** begin WORKING DATA **

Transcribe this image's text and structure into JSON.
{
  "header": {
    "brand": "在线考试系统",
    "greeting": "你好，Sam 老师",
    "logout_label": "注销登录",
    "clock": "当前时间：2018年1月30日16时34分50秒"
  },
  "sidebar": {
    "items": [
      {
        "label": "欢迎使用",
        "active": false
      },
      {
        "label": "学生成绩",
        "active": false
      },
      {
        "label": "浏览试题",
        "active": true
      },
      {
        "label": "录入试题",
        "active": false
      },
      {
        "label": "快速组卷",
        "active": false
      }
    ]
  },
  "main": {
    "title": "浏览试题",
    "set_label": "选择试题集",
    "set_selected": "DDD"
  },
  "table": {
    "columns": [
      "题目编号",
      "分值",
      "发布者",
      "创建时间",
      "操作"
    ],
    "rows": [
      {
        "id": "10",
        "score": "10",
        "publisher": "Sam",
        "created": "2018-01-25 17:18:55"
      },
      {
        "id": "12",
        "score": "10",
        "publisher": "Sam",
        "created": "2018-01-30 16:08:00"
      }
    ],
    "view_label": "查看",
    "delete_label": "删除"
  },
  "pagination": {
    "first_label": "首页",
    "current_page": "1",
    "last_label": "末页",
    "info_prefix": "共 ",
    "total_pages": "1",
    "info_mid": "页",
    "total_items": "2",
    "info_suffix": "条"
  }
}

** end WORKING DATA **

From the listing above, extract all records word for word.

Transcribe this image's text and structure into JSON.
{
  "header": {
    "brand": "在线考试系统",
    "greeting": "你好，Sam 老师",
    "logout_label": "注销登录",
    "clock": "当前时间：2018年1月30日16时34分50秒"
  },
  "sidebar": {
    "items": [
      {
        "label": "欢迎使用",
        "active": false
      },
      {
        "label": "学生成绩",
        "active": false
      },
      {
        "label": "浏览试题",
        "active": true
      },
      {
        "label": "录入试题",
        "active": false
      },
      {
        "label": "快速组卷",
        "active": false
      }
    ]
  },
  "main": {
    "title": "浏览试题",
    "set_label": "选择试题集",
    "set_selected": "DDD"
  },
  "table": {
    "columns": [
      "题目编号",
      "分值",
      "发布者",
      "创建时间",
      "操作"
    ],
    "rows": [
      {
        "id": "10",
        "score": "10",
        "publisher": "Sam",
        "created": "2018-01-25 17:18:55"
      },
      {
        "id": "12",
        "score": "10",
        "publisher": "Sam",
        "created": "2018-01-30 16:08:00"
      }
    ],
    "view_label": "查看",
    "delete_label": "删除"
  },
  "pagination": {
    "first_label": "首页",
    "current_page": "1",
    "last_label": "末页",
    "info_prefix": "共 ",
    "total_pages": "1",
    "info_mid": "页",
    "total_items": "2",
    "info_suffix": "条"
  }
}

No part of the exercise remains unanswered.